GOAL:
Reproduce all entries word for word.

EXTRACTED INFORMATION:

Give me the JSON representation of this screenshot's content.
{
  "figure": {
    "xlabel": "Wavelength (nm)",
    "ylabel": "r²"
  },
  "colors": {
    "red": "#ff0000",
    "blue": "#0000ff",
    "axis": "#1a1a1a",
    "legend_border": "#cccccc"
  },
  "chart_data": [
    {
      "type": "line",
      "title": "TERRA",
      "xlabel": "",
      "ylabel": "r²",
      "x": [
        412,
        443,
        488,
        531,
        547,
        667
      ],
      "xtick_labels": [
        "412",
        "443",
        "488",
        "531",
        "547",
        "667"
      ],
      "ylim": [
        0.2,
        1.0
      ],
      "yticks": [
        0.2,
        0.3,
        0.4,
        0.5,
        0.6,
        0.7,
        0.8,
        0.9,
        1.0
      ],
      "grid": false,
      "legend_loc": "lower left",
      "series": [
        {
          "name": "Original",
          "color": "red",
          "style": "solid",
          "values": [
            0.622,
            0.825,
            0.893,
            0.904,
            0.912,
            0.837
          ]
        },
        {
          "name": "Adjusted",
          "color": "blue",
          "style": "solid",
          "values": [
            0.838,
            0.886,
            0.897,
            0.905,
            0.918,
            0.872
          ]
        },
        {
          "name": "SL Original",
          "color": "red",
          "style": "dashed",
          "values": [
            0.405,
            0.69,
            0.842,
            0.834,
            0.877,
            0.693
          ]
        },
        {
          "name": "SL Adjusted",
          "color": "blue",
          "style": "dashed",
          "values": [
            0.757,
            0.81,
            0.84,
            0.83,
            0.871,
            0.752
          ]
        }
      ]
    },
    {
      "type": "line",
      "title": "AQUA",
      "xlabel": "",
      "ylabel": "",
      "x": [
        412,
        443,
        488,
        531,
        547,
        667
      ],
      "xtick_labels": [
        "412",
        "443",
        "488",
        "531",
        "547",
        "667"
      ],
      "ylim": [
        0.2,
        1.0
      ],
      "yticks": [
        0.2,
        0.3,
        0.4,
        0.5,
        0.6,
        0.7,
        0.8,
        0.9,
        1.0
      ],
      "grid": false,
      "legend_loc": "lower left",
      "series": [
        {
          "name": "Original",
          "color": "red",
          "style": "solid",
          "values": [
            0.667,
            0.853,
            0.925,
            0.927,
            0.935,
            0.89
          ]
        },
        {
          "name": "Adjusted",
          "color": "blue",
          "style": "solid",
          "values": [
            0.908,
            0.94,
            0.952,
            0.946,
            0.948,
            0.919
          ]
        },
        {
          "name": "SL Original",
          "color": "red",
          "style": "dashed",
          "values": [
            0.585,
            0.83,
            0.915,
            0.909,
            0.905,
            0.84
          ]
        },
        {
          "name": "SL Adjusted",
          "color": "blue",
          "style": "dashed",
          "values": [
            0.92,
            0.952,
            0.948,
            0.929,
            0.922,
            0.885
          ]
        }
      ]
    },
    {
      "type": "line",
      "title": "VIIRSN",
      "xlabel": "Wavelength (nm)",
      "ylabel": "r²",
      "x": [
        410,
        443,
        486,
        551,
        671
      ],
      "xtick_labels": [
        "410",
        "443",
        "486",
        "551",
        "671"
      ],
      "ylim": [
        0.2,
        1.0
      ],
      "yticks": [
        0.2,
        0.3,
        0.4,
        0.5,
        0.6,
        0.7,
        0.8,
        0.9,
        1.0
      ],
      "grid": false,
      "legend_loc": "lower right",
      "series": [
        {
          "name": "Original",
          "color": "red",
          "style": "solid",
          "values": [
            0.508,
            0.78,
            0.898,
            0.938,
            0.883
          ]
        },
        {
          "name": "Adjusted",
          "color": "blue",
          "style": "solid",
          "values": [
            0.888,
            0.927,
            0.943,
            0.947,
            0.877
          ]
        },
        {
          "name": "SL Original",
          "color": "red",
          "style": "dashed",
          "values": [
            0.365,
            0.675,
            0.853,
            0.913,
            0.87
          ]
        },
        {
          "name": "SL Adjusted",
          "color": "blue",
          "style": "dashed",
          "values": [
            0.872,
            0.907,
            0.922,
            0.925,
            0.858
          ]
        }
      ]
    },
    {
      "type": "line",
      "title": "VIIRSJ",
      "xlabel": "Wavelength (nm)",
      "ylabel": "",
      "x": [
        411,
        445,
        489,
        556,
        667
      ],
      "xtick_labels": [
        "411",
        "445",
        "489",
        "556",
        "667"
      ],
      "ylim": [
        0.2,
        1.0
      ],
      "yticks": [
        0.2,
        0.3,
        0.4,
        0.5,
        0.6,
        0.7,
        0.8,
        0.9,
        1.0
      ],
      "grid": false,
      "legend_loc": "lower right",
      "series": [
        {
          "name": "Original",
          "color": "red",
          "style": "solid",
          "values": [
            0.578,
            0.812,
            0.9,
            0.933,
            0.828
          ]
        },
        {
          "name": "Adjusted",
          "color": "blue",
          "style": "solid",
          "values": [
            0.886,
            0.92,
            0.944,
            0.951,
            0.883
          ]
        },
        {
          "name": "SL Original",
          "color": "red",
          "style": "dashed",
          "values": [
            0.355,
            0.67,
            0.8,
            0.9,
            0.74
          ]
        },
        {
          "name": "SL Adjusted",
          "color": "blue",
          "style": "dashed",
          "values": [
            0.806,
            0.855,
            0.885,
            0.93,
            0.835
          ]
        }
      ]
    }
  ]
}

ANSWER BELOW:
Give me the JSON representation of this screenshot's content.
{
  "figure": {
    "xlabel": "Wavelength (nm)",
    "ylabel": "r²"
  },
  "colors": {
    "red": "#ff0000",
    "blue": "#0000ff",
    "axis": "#1a1a1a",
    "legend_border": "#cccccc"
  },
  "chart_data": [
    {
      "type": "line",
      "title": "TERRA",
      "xlabel": "",
      "ylabel": "r²",
      "x": [
        412,
        443,
        488,
        531,
        547,
        667
      ],
      "xtick_labels": [
        "412",
        "443",
        "488",
        "531",
        "547",
        "667"
      ],
      "ylim": [
        0.2,
        1.0
      ],
      "yticks": [
        0.2,
        0.3,
        0.4,
        0.5,
        0.6,
        0.7,
        0.8,
        0.9,
        1.0
      ],
      "grid": false,
      "legend_loc": "lower left",
      "series": [
        {
          "name": "Original",
          "color": "red",
          "style": "solid",
          "values": [
            0.622,
            0.825,
            0.893,
            0.904,
            0.912,
            0.837
          ]
        },
        {
          "name": "Adjusted",
          "color": "blue",
          "style": "solid",
          "values": [
            0.838,
            0.886,
            0.897,
            0.905,
            0.918,
            0.872
          ]
        },
        {
          "name": "SL Original",
          "color": "red",
          "style": "dashed",
          "values": [
            0.405,
            0.69,
            0.842,
            0.834,
            0.877,
            0.693
          ]
        },
        {
          "name": "SL Adjusted",
          "color": "blue",
          "style": "dashed",
          "values": [
            0.757,
            0.81,
            0.84,
            0.83,
            0.871,
            0.752
          ]
        }
      ]
    },
    {
      "type": "line",
      "title": "AQUA",
      "xlabel": "",
      "ylabel": "",
      "x": [
        412,
        443,
        488,
        531,
        547,
        667
      ],
      "xtick_labels": [
        "412",
        "443",
        "488",
        "531",
        "547",
        "667"
      ],
      "ylim": [
        0.2,
        1.0
      ],
      "yticks": [
        0.2,
        0.3,
        0.4,
        0.5,
        0.6,
        0.7,
        0.8,
        0.9,
        1.0
      ],
      "grid": false,
      "legend_loc": "lower left",
      "series": [
        {
          "name": "Original",
          "color": "red",
          "style": "solid",
          "values": [
            0.667,
            0.853,
            0.925,
            0.927,
            0.935,
            0.89
          ]
        },
        {
          "name": "Adjusted",
          "color": "blue",
          "style": "solid",
          "values": [
            0.908,
            0.94,
            0.952,
            0.946,
            0.948,
            0.919
          ]
        },
        {
          "name": "SL Original",
          "color": "red",
          "style": "dashed",
          "values": [
            0.585,
            0.83,
            0.915,
            0.909,
            0.905,
            0.84
          ]
        },
        {
          "name": "SL Adjusted",
          "color": "blue",
          "style": "dashed",
          "values": [
            0.92,
            0.952,
            0.948,
            0.929,
            0.922,
            0.885
          ]
        }
      ]
    },
    {
      "type": "line",
      "title": "VIIRSN",
      "xlabel": "Wavelength (nm)",
      "ylabel": "r²",
      "x": [
        410,
        443,
        486,
        551,
        671
      ],
      "xtick_labels": [
        "410",
        "443",
        "486",
        "551",
        "671"
      ],
      "ylim": [
        0.2,
        1.0
      ],
      "yticks": [
        0.2,
        0.3,
        0.4,
        0.5,
        0.6,
        0.7,
        0.8,
        0.9,
        1.0
      ],
      "grid": false,
      "legend_loc": "lower right",
      "series": [
        {
          "name": "Original",
          "color": "red",
          "style": "solid",
          "values": [
            0.508,
            0.78,
            0.898,
            0.938,
            0.883
          ]
        },
        {
          "name": "Adjusted",
          "color": "blue",
          "style": "solid",
          "values": [
            0.888,
            0.927,
            0.943,
            0.947,
            0.877
          ]
        },
        {
          "name": "SL Original",
          "color": "red",
          "style": "dashed",
          "values": [
            0.365,
            0.675,
            0.853,
            0.913,
            0.87
          ]
        },
        {
          "name": "SL Adjusted",
          "color": "blue",
          "style": "dashed",
          "values": [
            0.872,
            0.907,
            0.922,
            0.925,
            0.858
          ]
        }
      ]
    },
    {
      "type": "line",
      "title": "VIIRSJ",
      "xlabel": "Wavelength (nm)",
      "ylabel": "",
      "x": [
        411,
        445,
        489,
        556,
        667
      ],
      "xtick_labels": [
        "411",
        "445",
        "489",
        "556",
        "667"
      ],
      "ylim": [
        0.2,
        1.0
      ],
      "yticks": [
        0.2,
        0.3,
        0.4,
        0.5,
        0.6,
        0.7,
        0.8,
        0.9,
        1.0
      ],
      "grid": false,
      "legend_loc": "lower right",
      "series": [
        {
          "name": "Original",
          "color": "red",
          "style": "solid",
          "values": [
            0.578,
            0.812,
            0.9,
            0.933,
            0.828
          ]
        },
        {
          "name": "Adjusted",
          "color": "blue",
          "style": "solid",
          "values": [
            0.886,
            0.92,
            0.944,
            0.951,
            0.883
          ]
        },
        {
          "name": "SL Original",
          "color": "red",
          "style": "dashed",
          "values": [
            0.355,
            0.67,
            0.8,
            0.9,
            0.74
          ]
        },
        {
          "name": "SL Adjusted",
          "color": "blue",
          "style": "dashed",
          "values": [
            0.806,
            0.855,
            0.885,
            0.93,
            0.835
          ]
        }
      ]
    }
  ]
}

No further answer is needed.